● **EXERCISE INSTRUCTIONS**: Count how many lines in this material contain "title". The answer is that number alone.

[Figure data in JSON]
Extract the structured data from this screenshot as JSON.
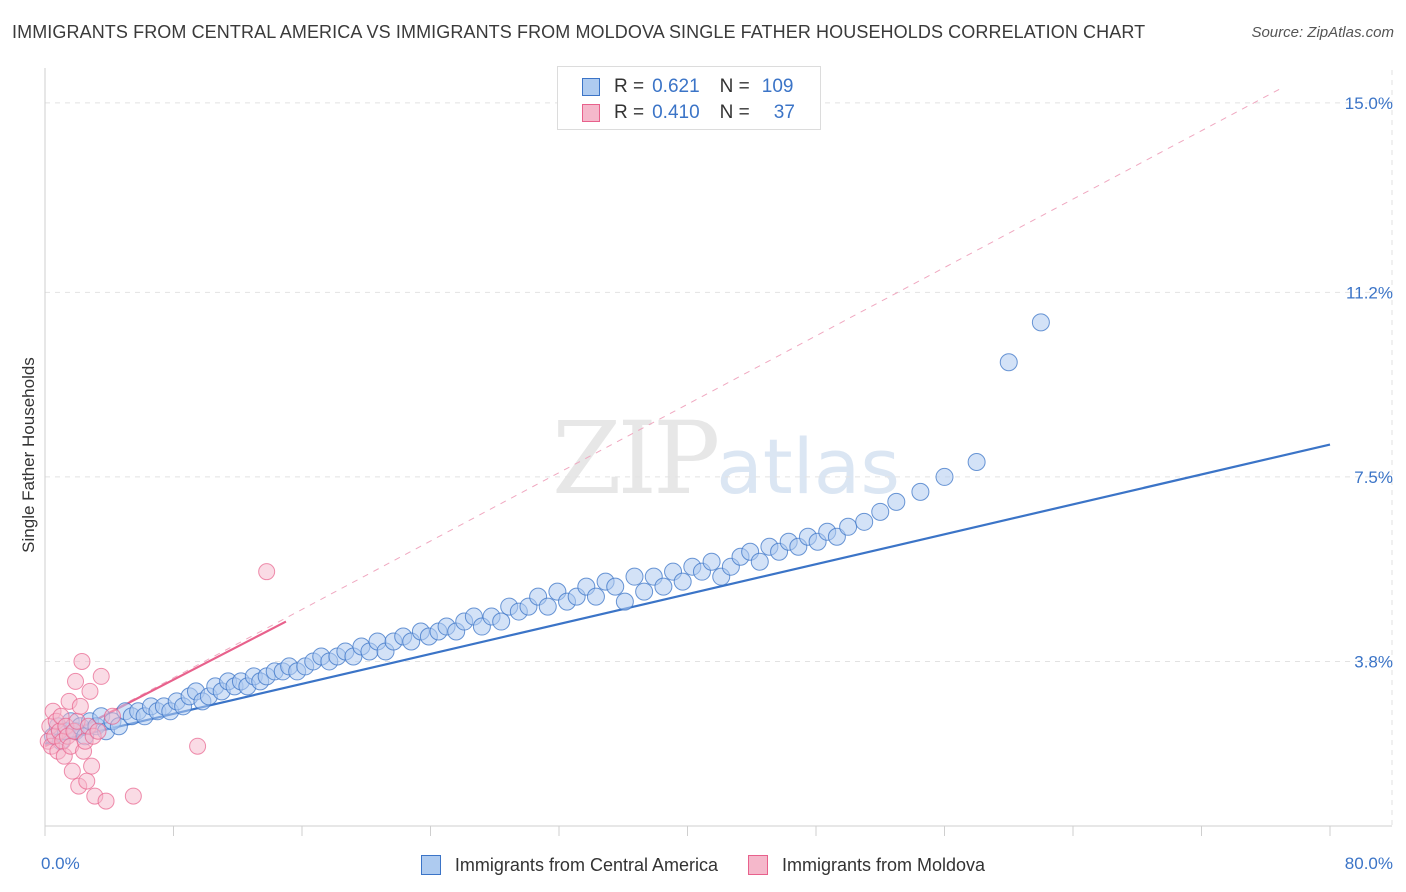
{
  "title": "IMMIGRANTS FROM CENTRAL AMERICA VS IMMIGRANTS FROM MOLDOVA SINGLE FATHER HOUSEHOLDS CORRELATION CHART",
  "source": "Source: ZipAtlas.com",
  "watermark": {
    "zip": "ZIP",
    "atlas": "atlas"
  },
  "colors": {
    "blue": "#3b74c7",
    "blue_fill": "#aecbf0",
    "pink": "#e8618c",
    "pink_fill": "#f5b8cb",
    "grid": "#e2e2e2"
  },
  "legend_top": {
    "rows": [
      {
        "r_label": "R =",
        "r_value": "0.621",
        "n_label": "N =",
        "n_value": "109"
      },
      {
        "r_label": "R =",
        "r_value": "0.410",
        "n_label": "N =",
        "n_value": "37"
      }
    ]
  },
  "legend_bottom": {
    "items": [
      {
        "label": "Immigrants from Central America"
      },
      {
        "label": "Immigrants from Moldova"
      }
    ]
  },
  "chart_data": {
    "type": "scatter",
    "title": "IMMIGRANTS FROM CENTRAL AMERICA VS IMMIGRANTS FROM MOLDOVA SINGLE FATHER HOUSEHOLDS CORRELATION CHART",
    "xlabel": "",
    "ylabel": "Single Father Households",
    "xlim": [
      0,
      80
    ],
    "ylim": [
      0.5,
      15.5
    ],
    "y_ticks": [
      3.8,
      7.5,
      11.2,
      15.0
    ],
    "y_tick_labels": [
      "3.8%",
      "7.5%",
      "11.2%",
      "15.0%"
    ],
    "x_tick_labels": [
      "0.0%",
      "80.0%"
    ],
    "grid": true,
    "series": [
      {
        "name": "Immigrants from Central America",
        "r": 0.621,
        "n": 109,
        "trend": {
          "x": [
            0,
            80
          ],
          "y": [
            2.15,
            8.15
          ]
        },
        "points": [
          [
            0.5,
            2.3
          ],
          [
            0.8,
            2.5
          ],
          [
            1.0,
            2.2
          ],
          [
            1.3,
            2.4
          ],
          [
            1.6,
            2.6
          ],
          [
            1.9,
            2.4
          ],
          [
            2.2,
            2.5
          ],
          [
            2.5,
            2.3
          ],
          [
            2.8,
            2.6
          ],
          [
            3.2,
            2.5
          ],
          [
            3.5,
            2.7
          ],
          [
            3.8,
            2.4
          ],
          [
            4.2,
            2.6
          ],
          [
            4.6,
            2.5
          ],
          [
            5.0,
            2.8
          ],
          [
            5.4,
            2.7
          ],
          [
            5.8,
            2.8
          ],
          [
            6.2,
            2.7
          ],
          [
            6.6,
            2.9
          ],
          [
            7.0,
            2.8
          ],
          [
            7.4,
            2.9
          ],
          [
            7.8,
            2.8
          ],
          [
            8.2,
            3.0
          ],
          [
            8.6,
            2.9
          ],
          [
            9.0,
            3.1
          ],
          [
            9.4,
            3.2
          ],
          [
            9.8,
            3.0
          ],
          [
            10.2,
            3.1
          ],
          [
            10.6,
            3.3
          ],
          [
            11.0,
            3.2
          ],
          [
            11.4,
            3.4
          ],
          [
            11.8,
            3.3
          ],
          [
            12.2,
            3.4
          ],
          [
            12.6,
            3.3
          ],
          [
            13.0,
            3.5
          ],
          [
            13.4,
            3.4
          ],
          [
            13.8,
            3.5
          ],
          [
            14.3,
            3.6
          ],
          [
            14.8,
            3.6
          ],
          [
            15.2,
            3.7
          ],
          [
            15.7,
            3.6
          ],
          [
            16.2,
            3.7
          ],
          [
            16.7,
            3.8
          ],
          [
            17.2,
            3.9
          ],
          [
            17.7,
            3.8
          ],
          [
            18.2,
            3.9
          ],
          [
            18.7,
            4.0
          ],
          [
            19.2,
            3.9
          ],
          [
            19.7,
            4.1
          ],
          [
            20.2,
            4.0
          ],
          [
            20.7,
            4.2
          ],
          [
            21.2,
            4.0
          ],
          [
            21.7,
            4.2
          ],
          [
            22.3,
            4.3
          ],
          [
            22.8,
            4.2
          ],
          [
            23.4,
            4.4
          ],
          [
            23.9,
            4.3
          ],
          [
            24.5,
            4.4
          ],
          [
            25.0,
            4.5
          ],
          [
            25.6,
            4.4
          ],
          [
            26.1,
            4.6
          ],
          [
            26.7,
            4.7
          ],
          [
            27.2,
            4.5
          ],
          [
            27.8,
            4.7
          ],
          [
            28.4,
            4.6
          ],
          [
            28.9,
            4.9
          ],
          [
            29.5,
            4.8
          ],
          [
            30.1,
            4.9
          ],
          [
            30.7,
            5.1
          ],
          [
            31.3,
            4.9
          ],
          [
            31.9,
            5.2
          ],
          [
            32.5,
            5.0
          ],
          [
            33.1,
            5.1
          ],
          [
            33.7,
            5.3
          ],
          [
            34.3,
            5.1
          ],
          [
            34.9,
            5.4
          ],
          [
            35.5,
            5.3
          ],
          [
            36.1,
            5.0
          ],
          [
            36.7,
            5.5
          ],
          [
            37.3,
            5.2
          ],
          [
            37.9,
            5.5
          ],
          [
            38.5,
            5.3
          ],
          [
            39.1,
            5.6
          ],
          [
            39.7,
            5.4
          ],
          [
            40.3,
            5.7
          ],
          [
            40.9,
            5.6
          ],
          [
            41.5,
            5.8
          ],
          [
            42.1,
            5.5
          ],
          [
            42.7,
            5.7
          ],
          [
            43.3,
            5.9
          ],
          [
            43.9,
            6.0
          ],
          [
            44.5,
            5.8
          ],
          [
            45.1,
            6.1
          ],
          [
            45.7,
            6.0
          ],
          [
            46.3,
            6.2
          ],
          [
            46.9,
            6.1
          ],
          [
            47.5,
            6.3
          ],
          [
            48.1,
            6.2
          ],
          [
            48.7,
            6.4
          ],
          [
            49.3,
            6.3
          ],
          [
            50.0,
            6.5
          ],
          [
            51.0,
            6.6
          ],
          [
            52.0,
            6.8
          ],
          [
            53.0,
            7.0
          ],
          [
            54.5,
            7.2
          ],
          [
            56.0,
            7.5
          ],
          [
            58.0,
            7.8
          ],
          [
            60.0,
            9.8
          ],
          [
            62.0,
            10.6
          ]
        ]
      },
      {
        "name": "Immigrants from Moldova",
        "r": 0.41,
        "n": 37,
        "trend": {
          "x": [
            0,
            15
          ],
          "y": [
            2.1,
            4.6
          ]
        },
        "trend_extended": {
          "x": [
            0,
            77
          ],
          "y": [
            2.1,
            15.3
          ]
        },
        "points": [
          [
            0.2,
            2.2
          ],
          [
            0.3,
            2.5
          ],
          [
            0.4,
            2.1
          ],
          [
            0.5,
            2.8
          ],
          [
            0.6,
            2.3
          ],
          [
            0.7,
            2.6
          ],
          [
            0.8,
            2.0
          ],
          [
            0.9,
            2.4
          ],
          [
            1.0,
            2.7
          ],
          [
            1.1,
            2.2
          ],
          [
            1.2,
            1.9
          ],
          [
            1.3,
            2.5
          ],
          [
            1.4,
            2.3
          ],
          [
            1.5,
            3.0
          ],
          [
            1.6,
            2.1
          ],
          [
            1.7,
            1.6
          ],
          [
            1.8,
            2.4
          ],
          [
            1.9,
            3.4
          ],
          [
            2.0,
            2.6
          ],
          [
            2.1,
            1.3
          ],
          [
            2.2,
            2.9
          ],
          [
            2.3,
            3.8
          ],
          [
            2.4,
            2.0
          ],
          [
            2.5,
            2.2
          ],
          [
            2.6,
            1.4
          ],
          [
            2.7,
            2.5
          ],
          [
            2.8,
            3.2
          ],
          [
            2.9,
            1.7
          ],
          [
            3.0,
            2.3
          ],
          [
            3.1,
            1.1
          ],
          [
            3.3,
            2.4
          ],
          [
            3.5,
            3.5
          ],
          [
            3.8,
            1.0
          ],
          [
            4.2,
            2.7
          ],
          [
            5.5,
            1.1
          ],
          [
            9.5,
            2.1
          ],
          [
            13.8,
            5.6
          ]
        ]
      }
    ]
  }
}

● **EXERCISE RESULT**: 2